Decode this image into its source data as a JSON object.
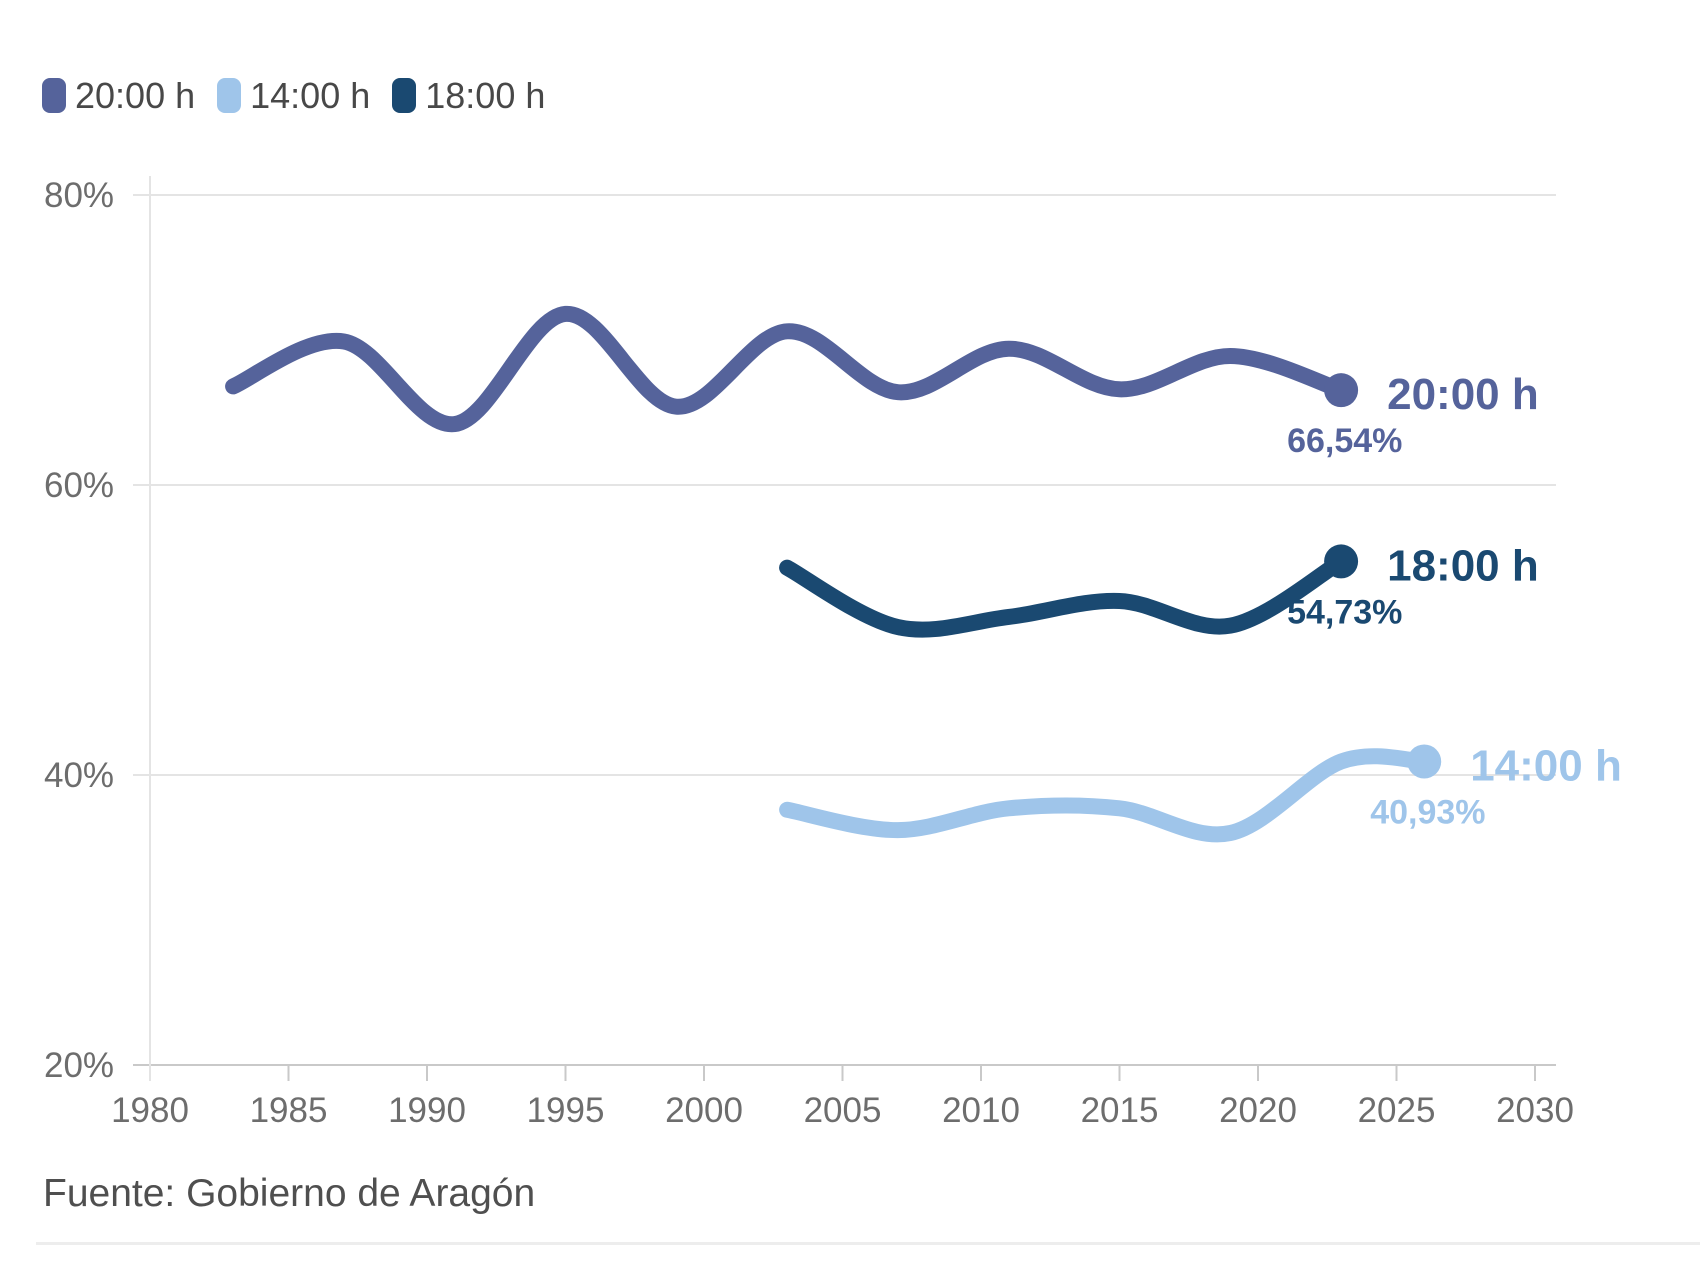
{
  "legend": {
    "items": [
      {
        "label": "20:00 h",
        "color": "#55639B"
      },
      {
        "label": "14:00 h",
        "color": "#9FC5EA"
      },
      {
        "label": "18:00 h",
        "color": "#1A4971"
      }
    ]
  },
  "source": {
    "text": "Fuente: Gobierno de Aragón"
  },
  "chart_data": {
    "type": "line",
    "title": "",
    "xlabel": "",
    "ylabel": "",
    "xlim": [
      1979.4,
      2030.8
    ],
    "ylim": [
      20,
      80
    ],
    "grid": "horizontal",
    "legend_position": "top-left",
    "x_ticks": [
      1980,
      1985,
      1990,
      1995,
      2000,
      2005,
      2010,
      2015,
      2020,
      2025,
      2030
    ],
    "y_ticks": [
      {
        "value": 80,
        "label": "80%"
      },
      {
        "value": 60,
        "label": "60%"
      },
      {
        "value": 40,
        "label": "40%"
      },
      {
        "value": 20,
        "label": "20%"
      }
    ],
    "series": [
      {
        "id": "2000h",
        "name": "20:00 h",
        "color": "#55639B",
        "end_label": "20:00 h",
        "end_value_label": "66,54%",
        "end_value": 66.54,
        "points": [
          [
            1983,
            66.8
          ],
          [
            1987,
            69.9
          ],
          [
            1991,
            64.2
          ],
          [
            1995,
            71.8
          ],
          [
            1999,
            65.4
          ],
          [
            2003,
            70.6
          ],
          [
            2007,
            66.4
          ],
          [
            2011,
            69.4
          ],
          [
            2015,
            66.6
          ],
          [
            2019,
            68.9
          ],
          [
            2023,
            66.54
          ]
        ]
      },
      {
        "id": "1800h",
        "name": "18:00 h",
        "color": "#1A4971",
        "end_label": "18:00 h",
        "end_value_label": "54,73%",
        "end_value": 54.73,
        "points": [
          [
            2003,
            54.3
          ],
          [
            2007,
            50.2
          ],
          [
            2011,
            50.9
          ],
          [
            2015,
            52.0
          ],
          [
            2019,
            50.3
          ],
          [
            2023,
            54.73
          ]
        ]
      },
      {
        "id": "1400h",
        "name": "14:00 h",
        "color": "#9FC5EA",
        "end_label": "14:00 h",
        "end_value_label": "40,93%",
        "end_value": 40.93,
        "points": [
          [
            2003,
            37.6
          ],
          [
            2007,
            36.2
          ],
          [
            2011,
            37.7
          ],
          [
            2015,
            37.7
          ],
          [
            2019,
            36.0
          ],
          [
            2023,
            40.93
          ],
          [
            2026,
            40.93
          ]
        ]
      }
    ],
    "source": "Fuente: Gobierno de Aragón"
  }
}
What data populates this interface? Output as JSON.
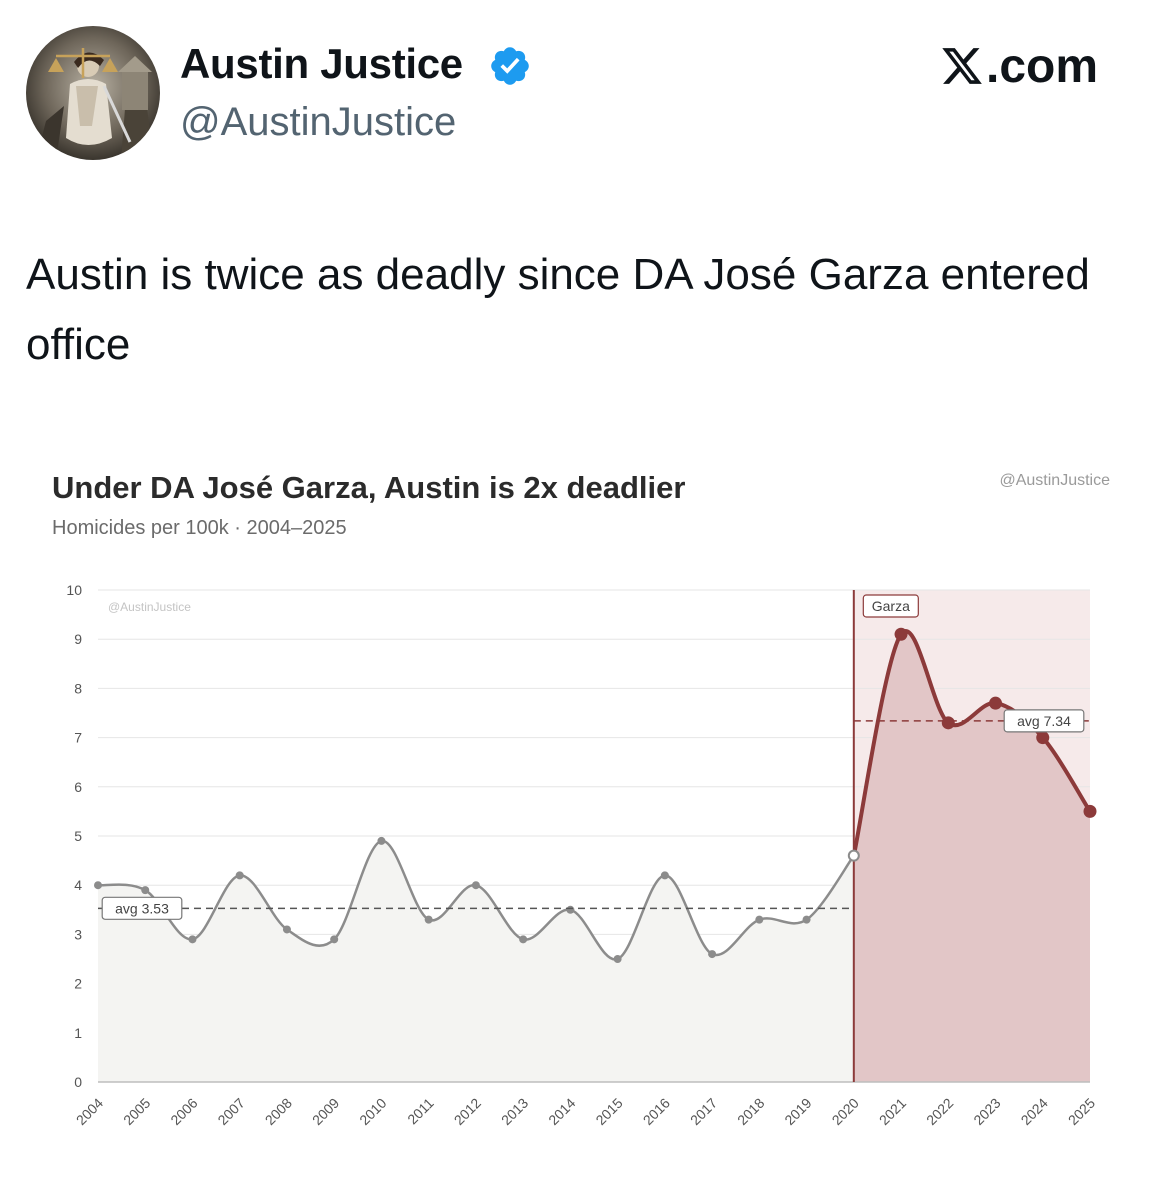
{
  "post": {
    "author_name": "Austin Justice",
    "author_handle": "@AustinJustice",
    "site": ".com",
    "text": "Austin is twice as deadly since DA José Garza entered office",
    "icons": {
      "avatar": "lady-justice-avatar",
      "verified": "verified-badge-icon",
      "logo": "x-logo-icon"
    }
  },
  "chart_data": {
    "type": "line",
    "title": "Under DA José Garza, Austin is 2x deadlier",
    "subtitle": "Homicides per 100k · 2004–2025",
    "credit": "@AustinJustice",
    "watermark": "@AustinJustice",
    "xlabel": "",
    "ylabel": "",
    "ylim": [
      0,
      10
    ],
    "yticks": [
      0,
      1,
      2,
      3,
      4,
      5,
      6,
      7,
      8,
      9,
      10
    ],
    "x": [
      "2004",
      "2005",
      "2006",
      "2007",
      "2008",
      "2009",
      "2010",
      "2011",
      "2012",
      "2013",
      "2014",
      "2015",
      "2016",
      "2017",
      "2018",
      "2019",
      "2020",
      "2021",
      "2022",
      "2023",
      "2024",
      "2025"
    ],
    "series": [
      {
        "values": [
          4.0,
          3.9,
          2.9,
          4.2,
          3.1,
          2.9,
          4.9,
          3.3,
          4.0,
          2.9,
          3.5,
          2.5,
          4.2,
          2.6,
          3.3,
          3.3,
          4.6,
          9.1,
          7.3,
          7.7,
          7.0,
          5.5
        ]
      }
    ],
    "pre_average": {
      "label": "avg 3.53",
      "value": 3.53,
      "range": [
        "2004",
        "2020"
      ]
    },
    "post_average": {
      "label": "avg 7.34",
      "value": 7.34,
      "range": [
        "2020",
        "2025"
      ]
    },
    "marker": {
      "label": "Garza",
      "x": "2020"
    },
    "grid": true,
    "colors": {
      "pre_line": "#8c8c8c",
      "pre_fill": "#f4f4f2",
      "post_line": "#8c3a3a",
      "post_fill": "#e2c6c7",
      "post_band": "#f6eaea",
      "grid": "#e6e6e6",
      "text": "#555555"
    }
  }
}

• • • • •

Problem to work on
Write the records above out again exactly, with no pictures in your copy.

Result below
Decode this image into its source data as a JSON object.
{
  "legend": {
    "items": [
      {
        "label": "20:00 h",
        "color": "#55639B"
      },
      {
        "label": "14:00 h",
        "color": "#9FC5EA"
      },
      {
        "label": "18:00 h",
        "color": "#1A4971"
      }
    ]
  },
  "source": {
    "text": "Fuente: Gobierno de Aragón"
  },
  "chart_data": {
    "type": "line",
    "title": "",
    "xlabel": "",
    "ylabel": "",
    "xlim": [
      1979.4,
      2030.8
    ],
    "ylim": [
      20,
      80
    ],
    "grid": "horizontal",
    "legend_position": "top-left",
    "x_ticks": [
      1980,
      1985,
      1990,
      1995,
      2000,
      2005,
      2010,
      2015,
      2020,
      2025,
      2030
    ],
    "y_ticks": [
      {
        "value": 80,
        "label": "80%"
      },
      {
        "value": 60,
        "label": "60%"
      },
      {
        "value": 40,
        "label": "40%"
      },
      {
        "value": 20,
        "label": "20%"
      }
    ],
    "series": [
      {
        "id": "2000h",
        "name": "20:00 h",
        "color": "#55639B",
        "end_label": "20:00 h",
        "end_value_label": "66,54%",
        "end_value": 66.54,
        "points": [
          [
            1983,
            66.8
          ],
          [
            1987,
            69.9
          ],
          [
            1991,
            64.2
          ],
          [
            1995,
            71.8
          ],
          [
            1999,
            65.4
          ],
          [
            2003,
            70.6
          ],
          [
            2007,
            66.4
          ],
          [
            2011,
            69.4
          ],
          [
            2015,
            66.6
          ],
          [
            2019,
            68.9
          ],
          [
            2023,
            66.54
          ]
        ]
      },
      {
        "id": "1800h",
        "name": "18:00 h",
        "color": "#1A4971",
        "end_label": "18:00 h",
        "end_value_label": "54,73%",
        "end_value": 54.73,
        "points": [
          [
            2003,
            54.3
          ],
          [
            2007,
            50.2
          ],
          [
            2011,
            50.9
          ],
          [
            2015,
            52.0
          ],
          [
            2019,
            50.3
          ],
          [
            2023,
            54.73
          ]
        ]
      },
      {
        "id": "1400h",
        "name": "14:00 h",
        "color": "#9FC5EA",
        "end_label": "14:00 h",
        "end_value_label": "40,93%",
        "end_value": 40.93,
        "points": [
          [
            2003,
            37.6
          ],
          [
            2007,
            36.2
          ],
          [
            2011,
            37.7
          ],
          [
            2015,
            37.7
          ],
          [
            2019,
            36.0
          ],
          [
            2023,
            40.93
          ],
          [
            2026,
            40.93
          ]
        ]
      }
    ],
    "source": "Fuente: Gobierno de Aragón"
  }
}
What data populates this interface? Output as JSON.
{
  "post": {
    "author_name": "Austin Justice",
    "author_handle": "@AustinJustice",
    "site": ".com",
    "text": "Austin is twice as deadly since DA José Garza entered office",
    "icons": {
      "avatar": "lady-justice-avatar",
      "verified": "verified-badge-icon",
      "logo": "x-logo-icon"
    }
  },
  "chart_data": {
    "type": "line",
    "title": "Under DA José Garza, Austin is 2x deadlier",
    "subtitle": "Homicides per 100k · 2004–2025",
    "credit": "@AustinJustice",
    "watermark": "@AustinJustice",
    "xlabel": "",
    "ylabel": "",
    "ylim": [
      0,
      10
    ],
    "yticks": [
      0,
      1,
      2,
      3,
      4,
      5,
      6,
      7,
      8,
      9,
      10
    ],
    "x": [
      "2004",
      "2005",
      "2006",
      "2007",
      "2008",
      "2009",
      "2010",
      "2011",
      "2012",
      "2013",
      "2014",
      "2015",
      "2016",
      "2017",
      "2018",
      "2019",
      "2020",
      "2021",
      "2022",
      "2023",
      "2024",
      "2025"
    ],
    "series": [
      {
        "values": [
          4.0,
          3.9,
          2.9,
          4.2,
          3.1,
          2.9,
          4.9,
          3.3,
          4.0,
          2.9,
          3.5,
          2.5,
          4.2,
          2.6,
          3.3,
          3.3,
          4.6,
          9.1,
          7.3,
          7.7,
          7.0,
          5.5
        ]
      }
    ],
    "pre_average": {
      "label": "avg 3.53",
      "value": 3.53,
      "range": [
        "2004",
        "2020"
      ]
    },
    "post_average": {
      "label": "avg 7.34",
      "value": 7.34,
      "range": [
        "2020",
        "2025"
      ]
    },
    "marker": {
      "label": "Garza",
      "x": "2020"
    },
    "grid": true,
    "colors": {
      "pre_line": "#8c8c8c",
      "pre_fill": "#f4f4f2",
      "post_line": "#8c3a3a",
      "post_fill": "#e2c6c7",
      "post_band": "#f6eaea",
      "grid": "#e6e6e6",
      "text": "#555555"
    }
  }
}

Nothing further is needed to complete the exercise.